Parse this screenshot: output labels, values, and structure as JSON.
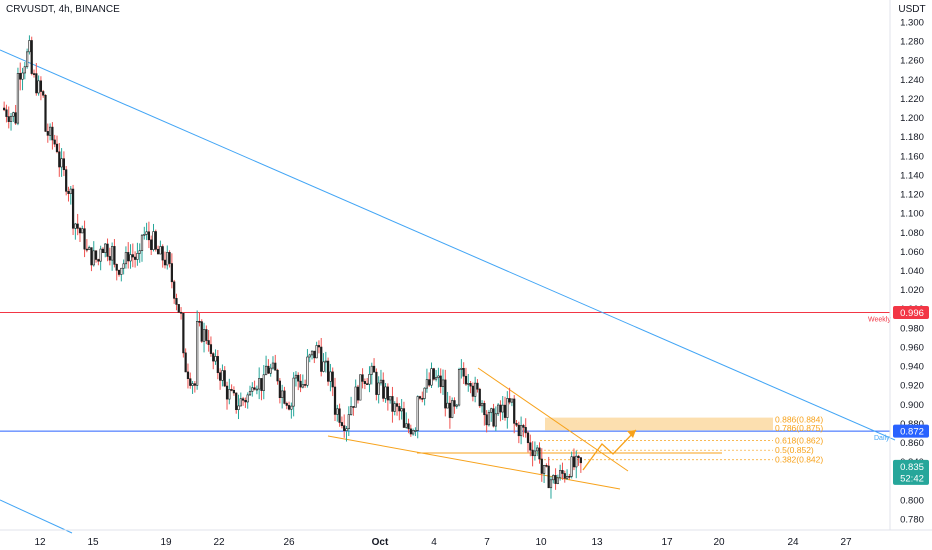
{
  "header": {
    "symbol_title": "CRVUSDT, 4h, BINANCE"
  },
  "price_scale": {
    "currency": "USDT"
  },
  "colors": {
    "up": "#26a69a",
    "down": "#ef5350",
    "candle": "#1c1c1c",
    "weekly": "#f23645",
    "daily": "#2962ff",
    "trend": "#42a5f5",
    "pattern": "#f7a21b"
  },
  "chart_data": {
    "type": "candlestick",
    "title": "CRVUSDT, 4h, BINANCE",
    "x_tick_labels": [
      "12",
      "15",
      "19",
      "22",
      "26",
      "Oct",
      "4",
      "7",
      "10",
      "13",
      "17",
      "20",
      "24",
      "27"
    ],
    "y_tick_labels": [
      "0.780",
      "0.800",
      "0.820",
      "0.840",
      "0.860",
      "0.880",
      "0.900",
      "0.920",
      "0.940",
      "0.960",
      "0.980",
      "1.000",
      "1.020",
      "1.040",
      "1.060",
      "1.080",
      "1.100",
      "1.120",
      "1.140",
      "1.160",
      "1.180",
      "1.200",
      "1.220",
      "1.240",
      "1.260",
      "1.280",
      "1.300"
    ],
    "y_range": [
      0.765,
      1.31
    ],
    "grid": false,
    "levels": [
      {
        "label": "Weekly",
        "value": 0.996,
        "value_label": "0.996"
      },
      {
        "label": "Daily",
        "value": 0.872,
        "value_label": "0.872"
      }
    ],
    "last_price": {
      "value": 0.835,
      "label": "0.835",
      "countdown": "52:42"
    },
    "fibonacci": [
      {
        "label": "0.886(0.884)",
        "value": 0.884
      },
      {
        "label": "0.786(0.875)",
        "value": 0.875
      },
      {
        "label": "0.618(0.862)",
        "value": 0.862
      },
      {
        "label": "0.5(0.852)",
        "value": 0.852
      },
      {
        "label": "0.382(0.842)",
        "value": 0.842
      }
    ],
    "price_path": [
      [
        1.21,
        1.2
      ],
      [
        1.24,
        1.27
      ],
      [
        1.25,
        1.22
      ],
      [
        1.19,
        1.17
      ],
      [
        1.16,
        1.12
      ],
      [
        1.1,
        1.07
      ],
      [
        1.06,
        1.05
      ],
      [
        1.07,
        1.06
      ],
      [
        1.04,
        1.05
      ],
      [
        1.06,
        1.05
      ],
      [
        1.08,
        1.07
      ],
      [
        1.06,
        1.05
      ],
      [
        1.05,
        0.99
      ],
      [
        0.95,
        0.92
      ],
      [
        0.98,
        0.97
      ],
      [
        0.95,
        0.93
      ],
      [
        0.92,
        0.9
      ],
      [
        0.9,
        0.91
      ],
      [
        0.93,
        0.92
      ],
      [
        0.94,
        0.93
      ],
      [
        0.92,
        0.9
      ],
      [
        0.93,
        0.92
      ],
      [
        0.94,
        0.96
      ],
      [
        0.95,
        0.92
      ],
      [
        0.9,
        0.88
      ],
      [
        0.89,
        0.92
      ],
      [
        0.93,
        0.93
      ],
      [
        0.92,
        0.91
      ],
      [
        0.9,
        0.89
      ],
      [
        0.87,
        0.88
      ],
      [
        0.91,
        0.92
      ],
      [
        0.93,
        0.92
      ],
      [
        0.9,
        0.89
      ],
      [
        0.93,
        0.93
      ],
      [
        0.92,
        0.9
      ],
      [
        0.88,
        0.89
      ],
      [
        0.89,
        0.9
      ],
      [
        0.88,
        0.87
      ],
      [
        0.86,
        0.85
      ],
      [
        0.83,
        0.82
      ],
      [
        0.82,
        0.83
      ],
      [
        0.835,
        0.835
      ]
    ]
  }
}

........

## Stated goal
Write out the records above once more, word for word, with no pictures.

## Response to this exercise
Parse this screenshot: output labels, values, and structure as JSON.
{
  "header": {
    "symbol_title": "CRVUSDT, 4h, BINANCE"
  },
  "price_scale": {
    "currency": "USDT"
  },
  "colors": {
    "up": "#26a69a",
    "down": "#ef5350",
    "candle": "#1c1c1c",
    "weekly": "#f23645",
    "daily": "#2962ff",
    "trend": "#42a5f5",
    "pattern": "#f7a21b"
  },
  "chart_data": {
    "type": "candlestick",
    "title": "CRVUSDT, 4h, BINANCE",
    "x_tick_labels": [
      "12",
      "15",
      "19",
      "22",
      "26",
      "Oct",
      "4",
      "7",
      "10",
      "13",
      "17",
      "20",
      "24",
      "27"
    ],
    "y_tick_labels": [
      "0.780",
      "0.800",
      "0.820",
      "0.840",
      "0.860",
      "0.880",
      "0.900",
      "0.920",
      "0.940",
      "0.960",
      "0.980",
      "1.000",
      "1.020",
      "1.040",
      "1.060",
      "1.080",
      "1.100",
      "1.120",
      "1.140",
      "1.160",
      "1.180",
      "1.200",
      "1.220",
      "1.240",
      "1.260",
      "1.280",
      "1.300"
    ],
    "y_range": [
      0.765,
      1.31
    ],
    "grid": false,
    "levels": [
      {
        "label": "Weekly",
        "value": 0.996,
        "value_label": "0.996"
      },
      {
        "label": "Daily",
        "value": 0.872,
        "value_label": "0.872"
      }
    ],
    "last_price": {
      "value": 0.835,
      "label": "0.835",
      "countdown": "52:42"
    },
    "fibonacci": [
      {
        "label": "0.886(0.884)",
        "value": 0.884
      },
      {
        "label": "0.786(0.875)",
        "value": 0.875
      },
      {
        "label": "0.618(0.862)",
        "value": 0.862
      },
      {
        "label": "0.5(0.852)",
        "value": 0.852
      },
      {
        "label": "0.382(0.842)",
        "value": 0.842
      }
    ],
    "price_path": [
      [
        1.21,
        1.2
      ],
      [
        1.24,
        1.27
      ],
      [
        1.25,
        1.22
      ],
      [
        1.19,
        1.17
      ],
      [
        1.16,
        1.12
      ],
      [
        1.1,
        1.07
      ],
      [
        1.06,
        1.05
      ],
      [
        1.07,
        1.06
      ],
      [
        1.04,
        1.05
      ],
      [
        1.06,
        1.05
      ],
      [
        1.08,
        1.07
      ],
      [
        1.06,
        1.05
      ],
      [
        1.05,
        0.99
      ],
      [
        0.95,
        0.92
      ],
      [
        0.98,
        0.97
      ],
      [
        0.95,
        0.93
      ],
      [
        0.92,
        0.9
      ],
      [
        0.9,
        0.91
      ],
      [
        0.93,
        0.92
      ],
      [
        0.94,
        0.93
      ],
      [
        0.92,
        0.9
      ],
      [
        0.93,
        0.92
      ],
      [
        0.94,
        0.96
      ],
      [
        0.95,
        0.92
      ],
      [
        0.9,
        0.88
      ],
      [
        0.89,
        0.92
      ],
      [
        0.93,
        0.93
      ],
      [
        0.92,
        0.91
      ],
      [
        0.9,
        0.89
      ],
      [
        0.87,
        0.88
      ],
      [
        0.91,
        0.92
      ],
      [
        0.93,
        0.92
      ],
      [
        0.9,
        0.89
      ],
      [
        0.93,
        0.93
      ],
      [
        0.92,
        0.9
      ],
      [
        0.88,
        0.89
      ],
      [
        0.89,
        0.9
      ],
      [
        0.88,
        0.87
      ],
      [
        0.86,
        0.85
      ],
      [
        0.83,
        0.82
      ],
      [
        0.82,
        0.83
      ],
      [
        0.835,
        0.835
      ]
    ]
  }
}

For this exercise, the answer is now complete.